### Requirements
Gather each line of the records where "that" appears.

==== Provided material ====

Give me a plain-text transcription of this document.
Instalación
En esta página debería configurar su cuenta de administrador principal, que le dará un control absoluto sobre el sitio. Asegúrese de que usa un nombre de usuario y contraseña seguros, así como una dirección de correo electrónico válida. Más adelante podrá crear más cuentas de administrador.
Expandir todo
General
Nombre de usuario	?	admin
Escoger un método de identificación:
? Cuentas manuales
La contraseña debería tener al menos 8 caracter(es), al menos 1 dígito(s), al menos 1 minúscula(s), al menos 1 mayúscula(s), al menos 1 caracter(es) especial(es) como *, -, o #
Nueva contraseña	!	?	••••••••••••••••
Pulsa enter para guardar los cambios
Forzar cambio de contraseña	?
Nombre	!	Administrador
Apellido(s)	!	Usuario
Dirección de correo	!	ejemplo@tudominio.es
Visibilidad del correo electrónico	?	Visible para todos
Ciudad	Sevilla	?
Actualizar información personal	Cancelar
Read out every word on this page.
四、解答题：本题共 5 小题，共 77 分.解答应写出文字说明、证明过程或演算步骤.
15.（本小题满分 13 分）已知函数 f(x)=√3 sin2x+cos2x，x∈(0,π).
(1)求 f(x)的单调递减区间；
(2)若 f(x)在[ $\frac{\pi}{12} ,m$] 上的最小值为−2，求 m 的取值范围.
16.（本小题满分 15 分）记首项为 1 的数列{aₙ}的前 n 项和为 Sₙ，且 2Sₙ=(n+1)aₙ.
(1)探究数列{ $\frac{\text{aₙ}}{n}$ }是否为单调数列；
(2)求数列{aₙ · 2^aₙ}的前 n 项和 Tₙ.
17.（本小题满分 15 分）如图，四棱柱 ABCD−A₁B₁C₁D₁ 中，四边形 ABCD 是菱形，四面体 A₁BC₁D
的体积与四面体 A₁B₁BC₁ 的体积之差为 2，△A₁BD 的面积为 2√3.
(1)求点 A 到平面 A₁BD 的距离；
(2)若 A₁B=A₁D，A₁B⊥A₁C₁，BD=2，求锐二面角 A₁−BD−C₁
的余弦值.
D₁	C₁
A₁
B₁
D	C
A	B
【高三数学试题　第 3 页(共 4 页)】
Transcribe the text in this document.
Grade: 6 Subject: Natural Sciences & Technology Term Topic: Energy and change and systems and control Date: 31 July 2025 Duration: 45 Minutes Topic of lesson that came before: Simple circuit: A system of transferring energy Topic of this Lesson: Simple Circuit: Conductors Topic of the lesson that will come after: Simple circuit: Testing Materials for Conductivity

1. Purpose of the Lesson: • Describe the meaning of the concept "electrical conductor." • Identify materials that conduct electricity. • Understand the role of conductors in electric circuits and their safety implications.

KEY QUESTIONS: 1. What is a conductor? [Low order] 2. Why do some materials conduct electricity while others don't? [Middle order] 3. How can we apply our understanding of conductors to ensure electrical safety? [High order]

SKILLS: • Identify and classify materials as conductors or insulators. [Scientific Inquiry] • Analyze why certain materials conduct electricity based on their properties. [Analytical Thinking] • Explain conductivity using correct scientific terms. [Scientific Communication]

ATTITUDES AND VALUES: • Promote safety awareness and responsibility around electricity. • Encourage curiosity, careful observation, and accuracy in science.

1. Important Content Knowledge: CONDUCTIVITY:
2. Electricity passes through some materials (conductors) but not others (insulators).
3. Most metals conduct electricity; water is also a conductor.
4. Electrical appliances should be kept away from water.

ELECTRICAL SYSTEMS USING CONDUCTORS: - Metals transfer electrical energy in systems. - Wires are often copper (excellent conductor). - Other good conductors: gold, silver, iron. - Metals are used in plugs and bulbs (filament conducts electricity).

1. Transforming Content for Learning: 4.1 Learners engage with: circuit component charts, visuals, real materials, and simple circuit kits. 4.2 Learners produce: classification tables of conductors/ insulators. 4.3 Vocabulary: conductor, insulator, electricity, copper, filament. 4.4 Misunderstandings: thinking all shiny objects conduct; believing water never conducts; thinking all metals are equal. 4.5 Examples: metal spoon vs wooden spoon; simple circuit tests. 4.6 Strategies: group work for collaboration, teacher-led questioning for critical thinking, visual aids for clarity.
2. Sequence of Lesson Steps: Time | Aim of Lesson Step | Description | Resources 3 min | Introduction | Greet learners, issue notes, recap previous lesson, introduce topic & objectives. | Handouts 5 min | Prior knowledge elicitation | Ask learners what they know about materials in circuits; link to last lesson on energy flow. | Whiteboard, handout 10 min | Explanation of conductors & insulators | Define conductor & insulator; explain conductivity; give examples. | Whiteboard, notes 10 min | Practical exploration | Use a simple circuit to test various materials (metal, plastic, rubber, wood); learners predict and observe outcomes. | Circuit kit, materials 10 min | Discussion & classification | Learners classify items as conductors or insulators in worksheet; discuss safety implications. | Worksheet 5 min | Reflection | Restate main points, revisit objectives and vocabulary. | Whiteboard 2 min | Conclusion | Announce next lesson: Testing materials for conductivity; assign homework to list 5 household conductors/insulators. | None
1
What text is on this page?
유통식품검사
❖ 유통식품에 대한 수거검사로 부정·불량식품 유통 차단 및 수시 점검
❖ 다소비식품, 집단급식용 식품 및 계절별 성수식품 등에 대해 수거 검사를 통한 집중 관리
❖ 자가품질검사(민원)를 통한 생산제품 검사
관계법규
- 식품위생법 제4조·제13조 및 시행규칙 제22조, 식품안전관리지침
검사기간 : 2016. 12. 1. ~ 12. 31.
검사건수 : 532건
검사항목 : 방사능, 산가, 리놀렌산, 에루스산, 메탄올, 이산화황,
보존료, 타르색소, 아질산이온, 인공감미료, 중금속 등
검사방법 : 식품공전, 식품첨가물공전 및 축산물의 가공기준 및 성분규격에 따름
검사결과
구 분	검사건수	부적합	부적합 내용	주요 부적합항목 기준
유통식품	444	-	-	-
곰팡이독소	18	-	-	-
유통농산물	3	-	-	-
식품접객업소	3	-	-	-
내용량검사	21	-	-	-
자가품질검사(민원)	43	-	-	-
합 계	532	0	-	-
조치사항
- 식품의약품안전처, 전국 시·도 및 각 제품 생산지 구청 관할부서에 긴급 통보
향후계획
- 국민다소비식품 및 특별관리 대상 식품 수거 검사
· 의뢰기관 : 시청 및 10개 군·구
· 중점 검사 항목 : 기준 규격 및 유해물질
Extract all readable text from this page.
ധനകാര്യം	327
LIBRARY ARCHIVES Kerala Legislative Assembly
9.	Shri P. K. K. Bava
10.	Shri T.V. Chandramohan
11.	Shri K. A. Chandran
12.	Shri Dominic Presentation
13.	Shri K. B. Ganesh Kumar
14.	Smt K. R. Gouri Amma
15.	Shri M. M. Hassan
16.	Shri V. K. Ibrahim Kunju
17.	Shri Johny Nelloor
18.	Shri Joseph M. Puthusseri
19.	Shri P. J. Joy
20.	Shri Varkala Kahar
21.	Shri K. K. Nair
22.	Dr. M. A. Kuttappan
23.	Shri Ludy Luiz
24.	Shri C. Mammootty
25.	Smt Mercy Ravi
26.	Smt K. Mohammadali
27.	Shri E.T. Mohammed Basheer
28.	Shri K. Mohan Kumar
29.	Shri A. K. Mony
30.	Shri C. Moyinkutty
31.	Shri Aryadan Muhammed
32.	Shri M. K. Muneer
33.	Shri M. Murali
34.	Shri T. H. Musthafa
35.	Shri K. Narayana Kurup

====

### Task output
Grade: 6 Subject: Natural Sciences & Technology Term Topic: Energy and change and systems and control Date: 31 July 2025 Duration: 45 Minutes Topic of lesson that came before: Simple circuit: A system of transferring energy Topic of this Lesson: Simple Circuit: Conductors Topic of the lesson that will come after: Simple circuit: Testing Materials for Conductivity
1. Purpose of the Lesson: • Describe the meaning of the concept "electrical conductor." • Identify materials that conduct electricity. • Understand the role of conductors in electric circuits and their safety implications.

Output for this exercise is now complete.